Figure record listings:
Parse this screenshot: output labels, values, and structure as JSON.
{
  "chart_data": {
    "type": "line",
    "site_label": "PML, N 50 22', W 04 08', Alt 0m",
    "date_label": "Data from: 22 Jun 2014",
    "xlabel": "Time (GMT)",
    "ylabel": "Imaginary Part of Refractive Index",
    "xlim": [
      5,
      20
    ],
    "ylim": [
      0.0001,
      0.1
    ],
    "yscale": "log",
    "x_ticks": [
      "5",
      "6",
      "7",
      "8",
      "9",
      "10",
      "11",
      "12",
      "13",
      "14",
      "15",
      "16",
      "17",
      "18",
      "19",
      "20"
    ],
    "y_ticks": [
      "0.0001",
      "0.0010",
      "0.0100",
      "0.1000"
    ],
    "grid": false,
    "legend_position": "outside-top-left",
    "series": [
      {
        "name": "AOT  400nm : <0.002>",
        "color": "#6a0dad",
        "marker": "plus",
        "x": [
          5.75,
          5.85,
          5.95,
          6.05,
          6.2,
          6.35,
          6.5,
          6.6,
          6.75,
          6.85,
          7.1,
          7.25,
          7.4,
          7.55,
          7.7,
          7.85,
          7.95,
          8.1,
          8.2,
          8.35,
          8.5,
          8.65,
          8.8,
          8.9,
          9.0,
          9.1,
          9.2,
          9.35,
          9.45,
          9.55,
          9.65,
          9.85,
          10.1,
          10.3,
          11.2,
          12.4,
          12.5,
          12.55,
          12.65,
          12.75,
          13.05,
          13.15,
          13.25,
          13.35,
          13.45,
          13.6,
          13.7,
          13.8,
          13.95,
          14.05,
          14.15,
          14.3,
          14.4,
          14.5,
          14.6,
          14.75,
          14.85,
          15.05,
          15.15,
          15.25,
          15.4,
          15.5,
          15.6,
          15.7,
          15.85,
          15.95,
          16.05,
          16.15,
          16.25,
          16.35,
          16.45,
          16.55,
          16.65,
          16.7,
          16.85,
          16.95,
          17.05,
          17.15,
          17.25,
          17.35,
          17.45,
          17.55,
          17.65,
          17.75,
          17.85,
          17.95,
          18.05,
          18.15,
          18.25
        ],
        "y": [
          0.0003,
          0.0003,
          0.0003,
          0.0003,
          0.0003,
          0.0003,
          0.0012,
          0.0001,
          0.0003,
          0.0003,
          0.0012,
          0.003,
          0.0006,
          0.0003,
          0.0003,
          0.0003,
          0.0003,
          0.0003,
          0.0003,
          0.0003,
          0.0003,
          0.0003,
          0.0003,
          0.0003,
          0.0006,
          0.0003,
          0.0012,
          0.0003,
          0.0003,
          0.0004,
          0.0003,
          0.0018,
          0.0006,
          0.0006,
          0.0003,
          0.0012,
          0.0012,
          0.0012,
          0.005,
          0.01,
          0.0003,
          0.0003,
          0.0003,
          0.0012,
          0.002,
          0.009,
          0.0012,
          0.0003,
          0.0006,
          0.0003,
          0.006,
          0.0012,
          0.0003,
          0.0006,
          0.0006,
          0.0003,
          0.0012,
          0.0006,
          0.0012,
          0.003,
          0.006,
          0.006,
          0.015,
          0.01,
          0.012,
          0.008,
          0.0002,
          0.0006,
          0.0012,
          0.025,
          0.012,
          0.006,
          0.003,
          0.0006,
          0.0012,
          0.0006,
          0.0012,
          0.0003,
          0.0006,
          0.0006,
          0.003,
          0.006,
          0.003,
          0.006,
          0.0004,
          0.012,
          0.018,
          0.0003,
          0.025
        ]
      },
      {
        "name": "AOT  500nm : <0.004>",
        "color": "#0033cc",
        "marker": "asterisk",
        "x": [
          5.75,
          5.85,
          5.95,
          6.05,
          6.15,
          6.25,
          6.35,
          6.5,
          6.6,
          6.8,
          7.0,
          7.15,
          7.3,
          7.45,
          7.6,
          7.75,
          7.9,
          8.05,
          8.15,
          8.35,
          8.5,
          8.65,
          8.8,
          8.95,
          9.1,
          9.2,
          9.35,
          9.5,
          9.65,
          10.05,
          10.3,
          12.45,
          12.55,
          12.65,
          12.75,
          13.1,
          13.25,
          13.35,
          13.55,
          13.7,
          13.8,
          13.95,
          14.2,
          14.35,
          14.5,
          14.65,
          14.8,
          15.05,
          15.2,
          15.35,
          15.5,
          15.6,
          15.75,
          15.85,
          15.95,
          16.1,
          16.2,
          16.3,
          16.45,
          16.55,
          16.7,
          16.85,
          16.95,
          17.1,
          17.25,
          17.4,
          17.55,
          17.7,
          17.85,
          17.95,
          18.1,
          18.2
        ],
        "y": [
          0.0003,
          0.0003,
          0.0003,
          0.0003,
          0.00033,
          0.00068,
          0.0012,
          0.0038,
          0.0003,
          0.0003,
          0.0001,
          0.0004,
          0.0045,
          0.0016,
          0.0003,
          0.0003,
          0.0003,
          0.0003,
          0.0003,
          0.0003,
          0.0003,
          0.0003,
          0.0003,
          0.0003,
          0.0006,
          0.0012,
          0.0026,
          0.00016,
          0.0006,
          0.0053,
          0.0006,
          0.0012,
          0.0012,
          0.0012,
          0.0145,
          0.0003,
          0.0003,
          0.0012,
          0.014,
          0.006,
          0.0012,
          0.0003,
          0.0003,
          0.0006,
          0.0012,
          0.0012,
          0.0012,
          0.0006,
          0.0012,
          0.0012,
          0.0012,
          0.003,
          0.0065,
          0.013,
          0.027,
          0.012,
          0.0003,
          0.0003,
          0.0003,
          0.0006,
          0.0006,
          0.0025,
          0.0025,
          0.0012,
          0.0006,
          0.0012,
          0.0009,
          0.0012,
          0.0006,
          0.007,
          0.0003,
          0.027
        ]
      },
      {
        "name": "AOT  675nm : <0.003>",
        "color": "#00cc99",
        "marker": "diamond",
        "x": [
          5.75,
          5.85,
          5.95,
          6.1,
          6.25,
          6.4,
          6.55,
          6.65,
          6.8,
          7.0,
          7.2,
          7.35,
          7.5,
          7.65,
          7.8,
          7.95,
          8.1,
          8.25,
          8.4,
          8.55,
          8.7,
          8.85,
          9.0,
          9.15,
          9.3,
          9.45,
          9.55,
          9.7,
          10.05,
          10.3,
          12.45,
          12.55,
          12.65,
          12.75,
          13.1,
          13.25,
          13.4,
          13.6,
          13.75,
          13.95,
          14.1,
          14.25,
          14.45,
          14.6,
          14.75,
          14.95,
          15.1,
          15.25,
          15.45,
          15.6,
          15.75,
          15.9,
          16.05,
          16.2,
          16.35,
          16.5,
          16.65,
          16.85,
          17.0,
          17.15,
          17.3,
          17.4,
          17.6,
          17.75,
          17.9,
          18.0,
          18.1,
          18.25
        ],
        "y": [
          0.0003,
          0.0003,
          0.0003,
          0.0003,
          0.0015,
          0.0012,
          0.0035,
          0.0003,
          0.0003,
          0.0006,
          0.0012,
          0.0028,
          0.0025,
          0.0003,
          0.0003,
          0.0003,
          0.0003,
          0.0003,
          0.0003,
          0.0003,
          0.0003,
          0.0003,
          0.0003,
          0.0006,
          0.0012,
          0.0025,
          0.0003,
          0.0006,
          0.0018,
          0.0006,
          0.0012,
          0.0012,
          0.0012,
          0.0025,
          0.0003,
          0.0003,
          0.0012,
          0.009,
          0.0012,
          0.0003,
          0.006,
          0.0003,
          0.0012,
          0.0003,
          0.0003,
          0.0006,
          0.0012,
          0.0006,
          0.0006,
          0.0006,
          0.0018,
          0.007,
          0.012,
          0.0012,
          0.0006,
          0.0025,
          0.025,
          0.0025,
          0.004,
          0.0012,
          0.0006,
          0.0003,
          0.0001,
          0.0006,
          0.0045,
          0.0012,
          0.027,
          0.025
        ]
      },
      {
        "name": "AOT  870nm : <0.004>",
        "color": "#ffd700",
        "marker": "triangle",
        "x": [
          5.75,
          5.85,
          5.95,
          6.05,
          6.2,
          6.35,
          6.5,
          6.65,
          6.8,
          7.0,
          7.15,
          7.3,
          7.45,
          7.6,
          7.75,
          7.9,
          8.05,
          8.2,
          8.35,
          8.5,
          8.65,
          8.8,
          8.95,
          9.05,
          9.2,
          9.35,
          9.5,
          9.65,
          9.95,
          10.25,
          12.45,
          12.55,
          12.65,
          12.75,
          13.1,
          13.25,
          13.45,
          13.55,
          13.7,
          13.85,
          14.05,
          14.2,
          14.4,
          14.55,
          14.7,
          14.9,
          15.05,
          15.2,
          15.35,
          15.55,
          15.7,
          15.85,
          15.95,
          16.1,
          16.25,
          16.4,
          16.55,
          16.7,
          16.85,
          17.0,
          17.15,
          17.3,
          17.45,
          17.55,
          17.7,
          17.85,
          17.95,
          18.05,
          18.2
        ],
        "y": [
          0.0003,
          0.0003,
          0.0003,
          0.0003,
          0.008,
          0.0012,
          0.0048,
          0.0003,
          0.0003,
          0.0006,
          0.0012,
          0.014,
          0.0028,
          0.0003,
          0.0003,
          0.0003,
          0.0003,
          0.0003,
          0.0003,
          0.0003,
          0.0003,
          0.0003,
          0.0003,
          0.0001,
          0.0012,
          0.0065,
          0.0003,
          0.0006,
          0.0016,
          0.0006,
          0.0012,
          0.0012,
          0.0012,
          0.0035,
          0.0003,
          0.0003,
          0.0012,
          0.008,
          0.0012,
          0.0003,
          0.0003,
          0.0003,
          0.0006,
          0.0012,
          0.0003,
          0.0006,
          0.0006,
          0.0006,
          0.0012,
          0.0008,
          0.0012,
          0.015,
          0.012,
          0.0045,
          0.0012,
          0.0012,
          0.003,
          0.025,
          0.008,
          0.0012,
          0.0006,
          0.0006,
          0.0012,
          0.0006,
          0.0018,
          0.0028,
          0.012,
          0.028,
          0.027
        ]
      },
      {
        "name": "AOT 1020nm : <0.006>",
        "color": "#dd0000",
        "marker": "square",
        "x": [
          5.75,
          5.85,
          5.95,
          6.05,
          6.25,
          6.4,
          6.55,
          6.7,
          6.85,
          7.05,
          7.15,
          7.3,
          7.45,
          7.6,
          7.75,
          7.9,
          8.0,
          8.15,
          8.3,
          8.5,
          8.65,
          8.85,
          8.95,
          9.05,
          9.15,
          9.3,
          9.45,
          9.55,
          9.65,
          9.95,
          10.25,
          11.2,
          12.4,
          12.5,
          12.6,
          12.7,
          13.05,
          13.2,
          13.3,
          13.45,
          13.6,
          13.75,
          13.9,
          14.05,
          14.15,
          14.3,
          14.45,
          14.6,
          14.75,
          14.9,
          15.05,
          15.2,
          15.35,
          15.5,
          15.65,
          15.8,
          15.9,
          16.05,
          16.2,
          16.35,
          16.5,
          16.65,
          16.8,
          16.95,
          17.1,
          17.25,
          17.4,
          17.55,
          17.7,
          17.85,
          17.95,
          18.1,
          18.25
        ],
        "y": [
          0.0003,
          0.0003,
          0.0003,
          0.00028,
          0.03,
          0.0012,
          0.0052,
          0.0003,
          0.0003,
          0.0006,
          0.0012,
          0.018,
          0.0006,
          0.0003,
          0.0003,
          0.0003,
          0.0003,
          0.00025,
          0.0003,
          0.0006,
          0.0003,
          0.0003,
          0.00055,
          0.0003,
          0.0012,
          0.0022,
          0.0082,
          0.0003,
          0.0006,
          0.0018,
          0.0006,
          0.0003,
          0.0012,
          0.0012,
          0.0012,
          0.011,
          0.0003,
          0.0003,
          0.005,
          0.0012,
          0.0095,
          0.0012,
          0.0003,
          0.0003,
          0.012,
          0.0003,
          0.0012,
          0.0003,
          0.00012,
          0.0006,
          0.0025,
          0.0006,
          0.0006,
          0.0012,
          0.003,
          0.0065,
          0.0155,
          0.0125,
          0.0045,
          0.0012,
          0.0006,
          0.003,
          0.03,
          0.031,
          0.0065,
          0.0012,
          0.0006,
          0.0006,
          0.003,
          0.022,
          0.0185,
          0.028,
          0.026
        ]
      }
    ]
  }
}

• **What you are asked to do**: Reply with nothing but a number: how many lines of the entries above contain the string "marker"?

• **Response below**: 5